Set problem:
Repeat every entry word for word, but leave the images out of your copy.

Listed entries:
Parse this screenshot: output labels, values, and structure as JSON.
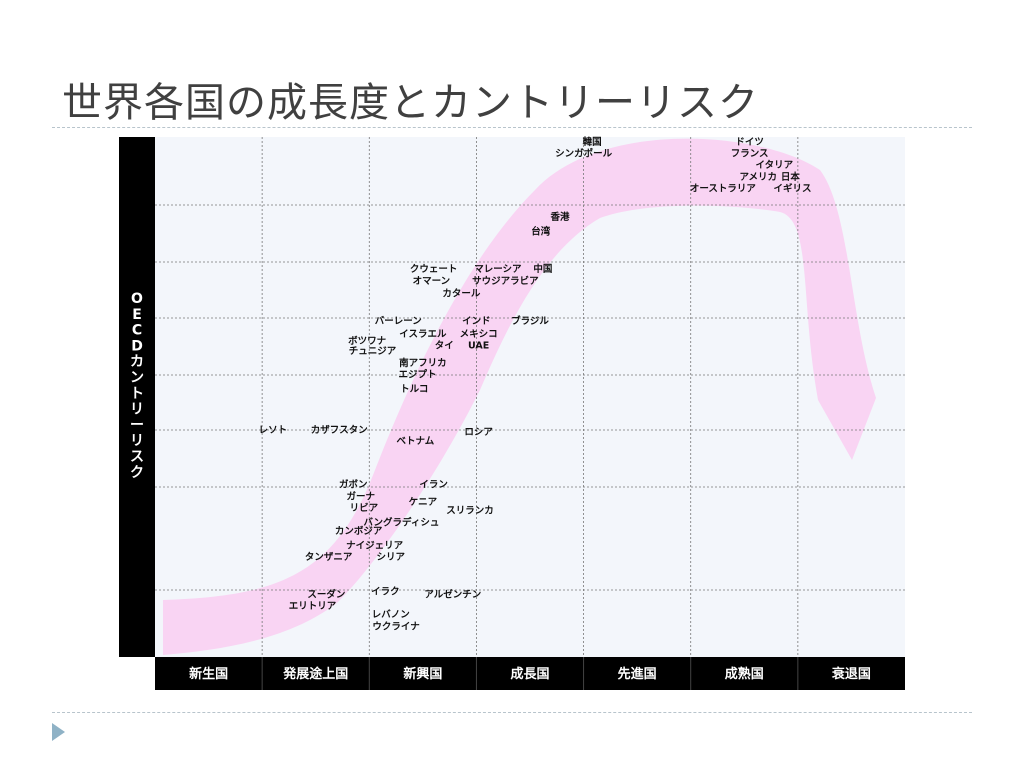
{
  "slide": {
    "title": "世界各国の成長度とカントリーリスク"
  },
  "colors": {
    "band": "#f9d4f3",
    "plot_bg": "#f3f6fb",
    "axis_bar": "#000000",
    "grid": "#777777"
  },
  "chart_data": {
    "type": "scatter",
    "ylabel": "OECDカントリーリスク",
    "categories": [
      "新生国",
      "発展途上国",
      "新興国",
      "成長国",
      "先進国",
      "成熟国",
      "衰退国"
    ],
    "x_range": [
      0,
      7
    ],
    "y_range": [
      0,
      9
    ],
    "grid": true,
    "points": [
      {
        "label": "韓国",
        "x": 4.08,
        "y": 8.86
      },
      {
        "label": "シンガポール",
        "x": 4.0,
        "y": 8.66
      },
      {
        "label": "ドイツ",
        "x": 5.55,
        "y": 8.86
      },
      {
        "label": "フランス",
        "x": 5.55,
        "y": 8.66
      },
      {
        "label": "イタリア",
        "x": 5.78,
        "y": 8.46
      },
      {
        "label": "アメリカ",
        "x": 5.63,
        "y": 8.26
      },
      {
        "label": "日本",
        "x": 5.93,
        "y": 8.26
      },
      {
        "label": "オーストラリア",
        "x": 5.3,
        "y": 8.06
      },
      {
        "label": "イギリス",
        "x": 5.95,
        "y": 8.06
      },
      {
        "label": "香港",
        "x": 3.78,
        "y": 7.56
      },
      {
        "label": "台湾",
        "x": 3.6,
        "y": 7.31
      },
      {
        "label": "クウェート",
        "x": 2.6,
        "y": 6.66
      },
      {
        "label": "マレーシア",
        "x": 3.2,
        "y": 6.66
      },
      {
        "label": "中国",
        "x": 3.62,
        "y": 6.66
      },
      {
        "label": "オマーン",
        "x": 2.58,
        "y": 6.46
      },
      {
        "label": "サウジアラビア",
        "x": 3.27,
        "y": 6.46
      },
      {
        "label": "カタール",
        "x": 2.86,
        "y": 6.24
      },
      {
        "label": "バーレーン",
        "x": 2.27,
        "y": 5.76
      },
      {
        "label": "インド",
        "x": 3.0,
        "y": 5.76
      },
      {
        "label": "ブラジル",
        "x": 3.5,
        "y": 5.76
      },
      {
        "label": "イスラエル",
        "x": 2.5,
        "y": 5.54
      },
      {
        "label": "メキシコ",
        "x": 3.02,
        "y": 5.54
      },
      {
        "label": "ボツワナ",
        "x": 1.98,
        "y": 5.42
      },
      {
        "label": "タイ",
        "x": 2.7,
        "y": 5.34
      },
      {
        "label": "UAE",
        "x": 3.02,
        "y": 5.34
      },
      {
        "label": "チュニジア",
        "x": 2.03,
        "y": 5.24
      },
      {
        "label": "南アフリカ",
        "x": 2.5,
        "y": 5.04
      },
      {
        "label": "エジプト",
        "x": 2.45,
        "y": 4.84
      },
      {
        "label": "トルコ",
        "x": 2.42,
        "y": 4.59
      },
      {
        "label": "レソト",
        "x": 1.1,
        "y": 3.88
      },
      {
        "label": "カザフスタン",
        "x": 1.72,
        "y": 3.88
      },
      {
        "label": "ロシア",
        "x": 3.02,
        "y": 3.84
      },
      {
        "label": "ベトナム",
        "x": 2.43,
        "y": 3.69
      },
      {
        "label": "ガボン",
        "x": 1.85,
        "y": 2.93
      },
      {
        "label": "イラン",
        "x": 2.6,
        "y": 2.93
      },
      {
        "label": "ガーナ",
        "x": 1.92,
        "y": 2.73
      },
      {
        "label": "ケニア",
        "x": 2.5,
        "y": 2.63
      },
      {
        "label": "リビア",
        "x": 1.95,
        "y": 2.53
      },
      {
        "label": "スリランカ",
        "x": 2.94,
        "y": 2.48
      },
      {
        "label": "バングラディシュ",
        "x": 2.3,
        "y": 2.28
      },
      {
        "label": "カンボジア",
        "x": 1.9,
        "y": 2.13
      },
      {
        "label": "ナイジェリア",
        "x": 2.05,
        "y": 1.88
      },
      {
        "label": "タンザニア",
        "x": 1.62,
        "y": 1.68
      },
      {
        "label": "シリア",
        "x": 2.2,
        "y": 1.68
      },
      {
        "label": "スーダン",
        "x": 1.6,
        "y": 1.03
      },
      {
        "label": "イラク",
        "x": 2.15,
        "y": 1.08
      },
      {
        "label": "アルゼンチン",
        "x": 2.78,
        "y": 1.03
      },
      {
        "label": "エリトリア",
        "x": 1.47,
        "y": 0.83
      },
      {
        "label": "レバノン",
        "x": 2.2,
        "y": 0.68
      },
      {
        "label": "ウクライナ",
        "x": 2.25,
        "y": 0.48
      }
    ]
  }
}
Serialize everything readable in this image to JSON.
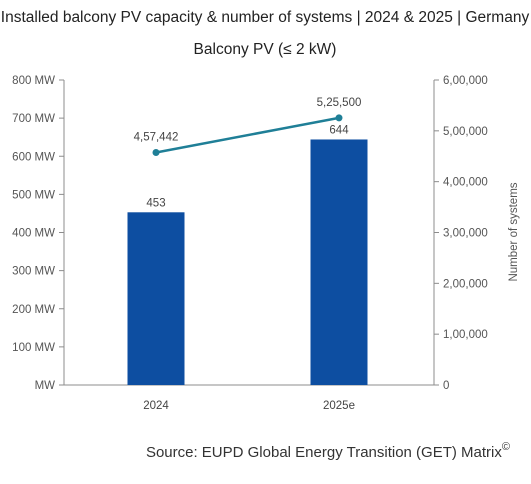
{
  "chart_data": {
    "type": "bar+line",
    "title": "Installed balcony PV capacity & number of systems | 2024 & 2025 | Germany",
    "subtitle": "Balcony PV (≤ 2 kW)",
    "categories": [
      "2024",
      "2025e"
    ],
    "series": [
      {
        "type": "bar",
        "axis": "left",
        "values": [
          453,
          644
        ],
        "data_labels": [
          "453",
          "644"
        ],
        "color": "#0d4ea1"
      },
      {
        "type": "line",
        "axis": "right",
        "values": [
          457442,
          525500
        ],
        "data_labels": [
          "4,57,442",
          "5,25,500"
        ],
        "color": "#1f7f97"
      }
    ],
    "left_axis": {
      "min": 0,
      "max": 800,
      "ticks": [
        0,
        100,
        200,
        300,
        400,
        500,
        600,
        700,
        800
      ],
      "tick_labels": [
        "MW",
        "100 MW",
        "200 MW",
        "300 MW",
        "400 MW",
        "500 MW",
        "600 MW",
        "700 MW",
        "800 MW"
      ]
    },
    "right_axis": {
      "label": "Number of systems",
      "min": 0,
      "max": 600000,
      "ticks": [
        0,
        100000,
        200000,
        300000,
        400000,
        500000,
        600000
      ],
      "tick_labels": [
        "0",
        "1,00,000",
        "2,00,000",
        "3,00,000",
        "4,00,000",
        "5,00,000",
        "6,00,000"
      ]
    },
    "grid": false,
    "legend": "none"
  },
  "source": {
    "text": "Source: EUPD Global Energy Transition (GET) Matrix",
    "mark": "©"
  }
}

Written solution:
Parse this screenshot: output labels, values, and structure as JSON.
{
  "slide": {
    "title": "世界各国の成長度とカントリーリスク"
  },
  "colors": {
    "band": "#f9d4f3",
    "plot_bg": "#f3f6fb",
    "axis_bar": "#000000",
    "grid": "#777777"
  },
  "chart_data": {
    "type": "scatter",
    "ylabel": "OECDカントリーリスク",
    "categories": [
      "新生国",
      "発展途上国",
      "新興国",
      "成長国",
      "先進国",
      "成熟国",
      "衰退国"
    ],
    "x_range": [
      0,
      7
    ],
    "y_range": [
      0,
      9
    ],
    "grid": true,
    "points": [
      {
        "label": "韓国",
        "x": 4.08,
        "y": 8.86
      },
      {
        "label": "シンガポール",
        "x": 4.0,
        "y": 8.66
      },
      {
        "label": "ドイツ",
        "x": 5.55,
        "y": 8.86
      },
      {
        "label": "フランス",
        "x": 5.55,
        "y": 8.66
      },
      {
        "label": "イタリア",
        "x": 5.78,
        "y": 8.46
      },
      {
        "label": "アメリカ",
        "x": 5.63,
        "y": 8.26
      },
      {
        "label": "日本",
        "x": 5.93,
        "y": 8.26
      },
      {
        "label": "オーストラリア",
        "x": 5.3,
        "y": 8.06
      },
      {
        "label": "イギリス",
        "x": 5.95,
        "y": 8.06
      },
      {
        "label": "香港",
        "x": 3.78,
        "y": 7.56
      },
      {
        "label": "台湾",
        "x": 3.6,
        "y": 7.31
      },
      {
        "label": "クウェート",
        "x": 2.6,
        "y": 6.66
      },
      {
        "label": "マレーシア",
        "x": 3.2,
        "y": 6.66
      },
      {
        "label": "中国",
        "x": 3.62,
        "y": 6.66
      },
      {
        "label": "オマーン",
        "x": 2.58,
        "y": 6.46
      },
      {
        "label": "サウジアラビア",
        "x": 3.27,
        "y": 6.46
      },
      {
        "label": "カタール",
        "x": 2.86,
        "y": 6.24
      },
      {
        "label": "バーレーン",
        "x": 2.27,
        "y": 5.76
      },
      {
        "label": "インド",
        "x": 3.0,
        "y": 5.76
      },
      {
        "label": "ブラジル",
        "x": 3.5,
        "y": 5.76
      },
      {
        "label": "イスラエル",
        "x": 2.5,
        "y": 5.54
      },
      {
        "label": "メキシコ",
        "x": 3.02,
        "y": 5.54
      },
      {
        "label": "ボツワナ",
        "x": 1.98,
        "y": 5.42
      },
      {
        "label": "タイ",
        "x": 2.7,
        "y": 5.34
      },
      {
        "label": "UAE",
        "x": 3.02,
        "y": 5.34
      },
      {
        "label": "チュニジア",
        "x": 2.03,
        "y": 5.24
      },
      {
        "label": "南アフリカ",
        "x": 2.5,
        "y": 5.04
      },
      {
        "label": "エジプト",
        "x": 2.45,
        "y": 4.84
      },
      {
        "label": "トルコ",
        "x": 2.42,
        "y": 4.59
      },
      {
        "label": "レソト",
        "x": 1.1,
        "y": 3.88
      },
      {
        "label": "カザフスタン",
        "x": 1.72,
        "y": 3.88
      },
      {
        "label": "ロシア",
        "x": 3.02,
        "y": 3.84
      },
      {
        "label": "ベトナム",
        "x": 2.43,
        "y": 3.69
      },
      {
        "label": "ガボン",
        "x": 1.85,
        "y": 2.93
      },
      {
        "label": "イラン",
        "x": 2.6,
        "y": 2.93
      },
      {
        "label": "ガーナ",
        "x": 1.92,
        "y": 2.73
      },
      {
        "label": "ケニア",
        "x": 2.5,
        "y": 2.63
      },
      {
        "label": "リビア",
        "x": 1.95,
        "y": 2.53
      },
      {
        "label": "スリランカ",
        "x": 2.94,
        "y": 2.48
      },
      {
        "label": "バングラディシュ",
        "x": 2.3,
        "y": 2.28
      },
      {
        "label": "カンボジア",
        "x": 1.9,
        "y": 2.13
      },
      {
        "label": "ナイジェリア",
        "x": 2.05,
        "y": 1.88
      },
      {
        "label": "タンザニア",
        "x": 1.62,
        "y": 1.68
      },
      {
        "label": "シリア",
        "x": 2.2,
        "y": 1.68
      },
      {
        "label": "スーダン",
        "x": 1.6,
        "y": 1.03
      },
      {
        "label": "イラク",
        "x": 2.15,
        "y": 1.08
      },
      {
        "label": "アルゼンチン",
        "x": 2.78,
        "y": 1.03
      },
      {
        "label": "エリトリア",
        "x": 1.47,
        "y": 0.83
      },
      {
        "label": "レバノン",
        "x": 2.2,
        "y": 0.68
      },
      {
        "label": "ウクライナ",
        "x": 2.25,
        "y": 0.48
      }
    ]
  }
}
Serialize everything readable in this image to JSON.
{
  "chart_data": {
    "type": "bar+line",
    "title": "Installed balcony PV capacity & number of systems | 2024 & 2025 | Germany",
    "subtitle": "Balcony PV (≤ 2 kW)",
    "categories": [
      "2024",
      "2025e"
    ],
    "series": [
      {
        "type": "bar",
        "axis": "left",
        "values": [
          453,
          644
        ],
        "data_labels": [
          "453",
          "644"
        ],
        "color": "#0d4ea1"
      },
      {
        "type": "line",
        "axis": "right",
        "values": [
          457442,
          525500
        ],
        "data_labels": [
          "4,57,442",
          "5,25,500"
        ],
        "color": "#1f7f97"
      }
    ],
    "left_axis": {
      "min": 0,
      "max": 800,
      "ticks": [
        0,
        100,
        200,
        300,
        400,
        500,
        600,
        700,
        800
      ],
      "tick_labels": [
        "MW",
        "100 MW",
        "200 MW",
        "300 MW",
        "400 MW",
        "500 MW",
        "600 MW",
        "700 MW",
        "800 MW"
      ]
    },
    "right_axis": {
      "label": "Number of systems",
      "min": 0,
      "max": 600000,
      "ticks": [
        0,
        100000,
        200000,
        300000,
        400000,
        500000,
        600000
      ],
      "tick_labels": [
        "0",
        "1,00,000",
        "2,00,000",
        "3,00,000",
        "4,00,000",
        "5,00,000",
        "6,00,000"
      ]
    },
    "grid": false,
    "legend": "none"
  },
  "source": {
    "text": "Source: EUPD Global Energy Transition (GET) Matrix",
    "mark": "©"
  }
}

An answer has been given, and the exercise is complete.